Dark clouds gathering
SuperMex went head-to-head with the Golden Bear
again during the 1974 PGA Championship at
Tanglewood, paired together in the final group on
Sunday. Nicklaus birdied 5, then accidentally put his
putter in Trevino’s bag, an act which momentarily
confused everyone at the next green. A
grinning Trevino tried to strike a deal as he handed the
flat stick back. “Hey man, you’re tryin’ to give me 15
clubs and a two-stroke penalty! Tell you what, I’ll take
the two if you promise not to use that thing for the rest
of the round.”
Tanglewood was the bizarro Augusta, a course set up
perfectly for Trevino’s fade. A rare exception was the
dog-leg left 17th, but he nevertheless hit the shot of his
life there en route to the title. Two shots clear of
Nicklaus, he decided to go for broke, hooking his drive
around the corner. “Nicklaus looked at me as though I
had just lost my mind. Hell, I was surprised too. I’ve
never been able to draw the ball too well! I got so excited
I hit a 4-iron to 20 feet… and then three-putted.” But
his latest gamble paid off nonetheless. Trevino argues
that Nicklaus was still discombobulated when lining
up a 10-foot birdie putt on the green. Nicklaus missed
his chance to tie it up, and Trevino closed things out
down the last. It was his fifth Major in six seasons.

-- Record excerpts --

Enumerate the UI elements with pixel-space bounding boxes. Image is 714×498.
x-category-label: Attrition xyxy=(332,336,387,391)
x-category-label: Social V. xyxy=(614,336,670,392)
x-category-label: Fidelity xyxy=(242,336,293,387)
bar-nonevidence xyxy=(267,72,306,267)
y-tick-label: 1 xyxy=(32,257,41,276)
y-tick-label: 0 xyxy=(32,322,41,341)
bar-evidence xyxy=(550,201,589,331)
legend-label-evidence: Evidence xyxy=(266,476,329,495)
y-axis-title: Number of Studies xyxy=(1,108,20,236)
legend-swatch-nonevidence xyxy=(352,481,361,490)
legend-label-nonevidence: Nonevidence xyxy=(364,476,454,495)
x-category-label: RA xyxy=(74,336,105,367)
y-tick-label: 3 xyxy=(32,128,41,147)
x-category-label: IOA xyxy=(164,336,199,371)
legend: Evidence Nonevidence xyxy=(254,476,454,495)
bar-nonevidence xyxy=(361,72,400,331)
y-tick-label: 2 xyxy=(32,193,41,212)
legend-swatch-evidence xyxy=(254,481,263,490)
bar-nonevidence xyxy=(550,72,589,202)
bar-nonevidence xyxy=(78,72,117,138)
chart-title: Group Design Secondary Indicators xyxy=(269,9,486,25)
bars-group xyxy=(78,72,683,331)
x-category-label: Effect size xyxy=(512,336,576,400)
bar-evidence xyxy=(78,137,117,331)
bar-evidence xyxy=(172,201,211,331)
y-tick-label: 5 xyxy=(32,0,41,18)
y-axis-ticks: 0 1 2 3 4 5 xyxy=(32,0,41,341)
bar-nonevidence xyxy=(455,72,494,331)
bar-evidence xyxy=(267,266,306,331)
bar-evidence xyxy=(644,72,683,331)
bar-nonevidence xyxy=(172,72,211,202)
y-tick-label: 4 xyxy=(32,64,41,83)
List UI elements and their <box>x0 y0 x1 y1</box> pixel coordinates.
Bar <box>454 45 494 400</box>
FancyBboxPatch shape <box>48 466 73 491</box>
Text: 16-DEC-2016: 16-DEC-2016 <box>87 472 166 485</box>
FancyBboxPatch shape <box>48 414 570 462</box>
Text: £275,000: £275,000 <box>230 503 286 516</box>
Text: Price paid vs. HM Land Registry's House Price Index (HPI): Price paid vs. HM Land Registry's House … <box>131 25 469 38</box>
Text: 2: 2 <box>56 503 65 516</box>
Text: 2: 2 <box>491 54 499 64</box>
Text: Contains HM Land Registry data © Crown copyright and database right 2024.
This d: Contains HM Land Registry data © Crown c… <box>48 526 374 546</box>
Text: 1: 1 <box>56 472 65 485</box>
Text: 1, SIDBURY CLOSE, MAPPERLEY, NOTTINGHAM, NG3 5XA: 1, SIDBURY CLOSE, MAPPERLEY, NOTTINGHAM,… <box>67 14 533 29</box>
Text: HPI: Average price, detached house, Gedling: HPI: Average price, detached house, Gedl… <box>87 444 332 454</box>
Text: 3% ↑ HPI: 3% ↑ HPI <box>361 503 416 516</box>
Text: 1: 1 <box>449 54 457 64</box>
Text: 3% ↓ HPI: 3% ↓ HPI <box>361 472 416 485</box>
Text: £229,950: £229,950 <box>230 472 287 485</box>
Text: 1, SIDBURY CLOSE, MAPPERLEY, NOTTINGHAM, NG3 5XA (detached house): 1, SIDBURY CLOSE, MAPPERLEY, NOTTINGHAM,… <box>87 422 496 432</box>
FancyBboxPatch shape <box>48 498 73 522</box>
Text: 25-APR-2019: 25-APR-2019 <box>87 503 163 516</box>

-- Activity 1 --
Rewrite the golf passage from "Tanglewood was the" up to and including "in six seasons.", changing "4-iron" to "5-iron".
-- Activity 2 --
Pick up the golf passage after its last sentence and write what comes next.
The rows have nothing to do with the work here.

-- Answer 1 --
Tanglewood was the bizarro Augusta, a course set up
perfectly for Trevino’s fade. A rare exception was the
dog-leg left 17th, but he nevertheless hit the shot of his
life there en route to the title. Two shots clear of
Nicklaus, he decided to go for broke, hooking his drive
around the corner. “Nicklaus looked at me as though I
had just lost my mind. Hell, I was surprised too. I’ve
never been able to draw the ball too well! I got so excited
I hit a 5-iron to 20 feet… and then three-putted.” But
his latest gamble paid off nonetheless. Trevino argues
that Nicklaus was still discombobulated when lining
up a 10-foot birdie putt on the green. Nicklaus missed
his chance to tie it up, and Trevino closed things out
down the last. It was his fifth Major in six seasons.

-- Answer 2 --
Who knows how much longer that run would have
continued, but for that flash from the Illinois sky the
following summer? That lightning bolt wreaked havoc
with Trevino’s back. A herniated disc required two
surgeries. Meanwhile his nerves were understandably
shot, the putter suddenly not so reliable. The glory days
appeared over. Yet there was to be one last hurrah. This
is Trevino; there simply had to be. In 1984, at the age of
44, he once again found himself in the final group of
the PGA. Dark clouds gathered menacingly over Shoal
Creek, thunder grumbling ominously mid-round. But
this time there would be no brazen tempting of fate,
nor would lightning strike twice. Trevino and partners
sensibly took shelter in a nearby house, where a mid-
round feast of chocolate-chip cookies, popcorn and
iced tea was spread out. When the storm abated, a
suitably refreshed Trevino went back out and romped
home by four shots. The Wanamaker Trophy was soon
swapped for two beers, one in each hand. “You may as
well get a funnel, because I won’t even taste the first
four!” Nobody begrudged the beloved Trevino a drop.
Not least because, given everything life had thrown at
him, he’d had to fight for his right to party.